Exercise directions - Please transcribe the data below exactly. Leave the pictures out.

Data shown -
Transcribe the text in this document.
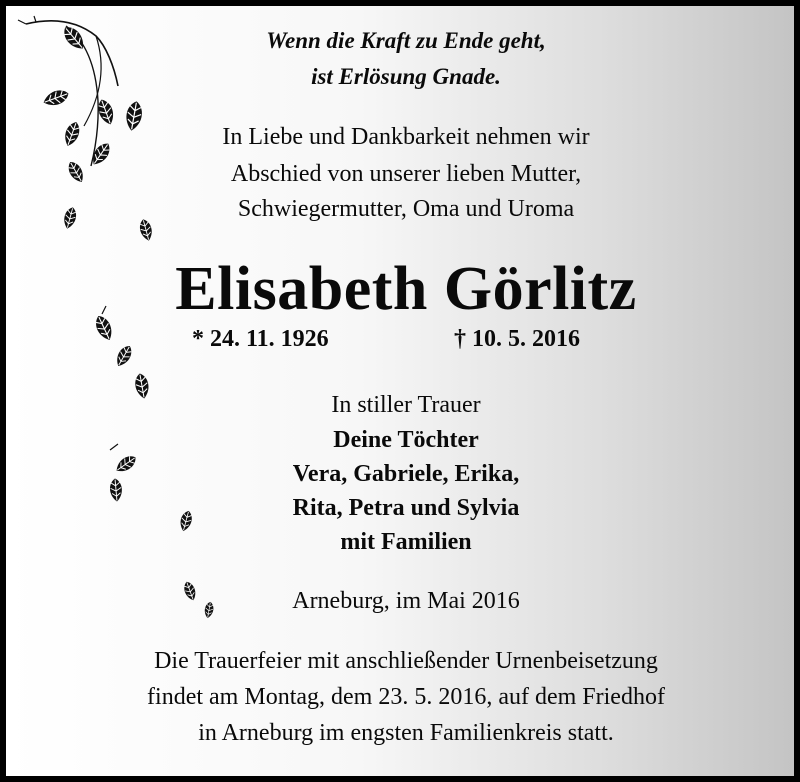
Wenn die Kraft zu Ende geht,
ist Erlösung Gnade.
In Liebe und Dankbarkeit nehmen wir
Abschied von unserer lieben Mutter,
Schwiegermutter, Oma und Uroma
Elisabeth Görlitz
* 24. 11. 1926	† 10. 5. 2016
In stiller Trauer
Deine Töchter
Vera, Gabriele, Erika,
Rita, Petra und Sylvia
mit Familien
Arneburg, im Mai 2016
Die Trauerfeier mit anschließender Urnenbeisetzung
findet am Montag, dem 23. 5. 2016, auf dem Friedhof
in Arneburg im engsten Familienkreis statt.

Final answer -
Transcribe the text in this document.
Wenn die Kraft zu Ende geht,
ist Erlösung Gnade.
In Liebe und Dankbarkeit nehmen wir
Abschied von unserer lieben Mutter,
Schwiegermutter, Oma und Uroma
Elisabeth Görlitz
* 24. 11. 1926	† 10. 5. 2016
In stiller Trauer
Deine Töchter
Vera, Gabriele, Erika,
Rita, Petra und Sylvia
mit Familien
Arneburg, im Mai 2016
Die Trauerfeier mit anschließender Urnenbeisetzung
findet am Montag, dem 23. 5. 2016, auf dem Friedhof
in Arneburg im engsten Familienkreis statt.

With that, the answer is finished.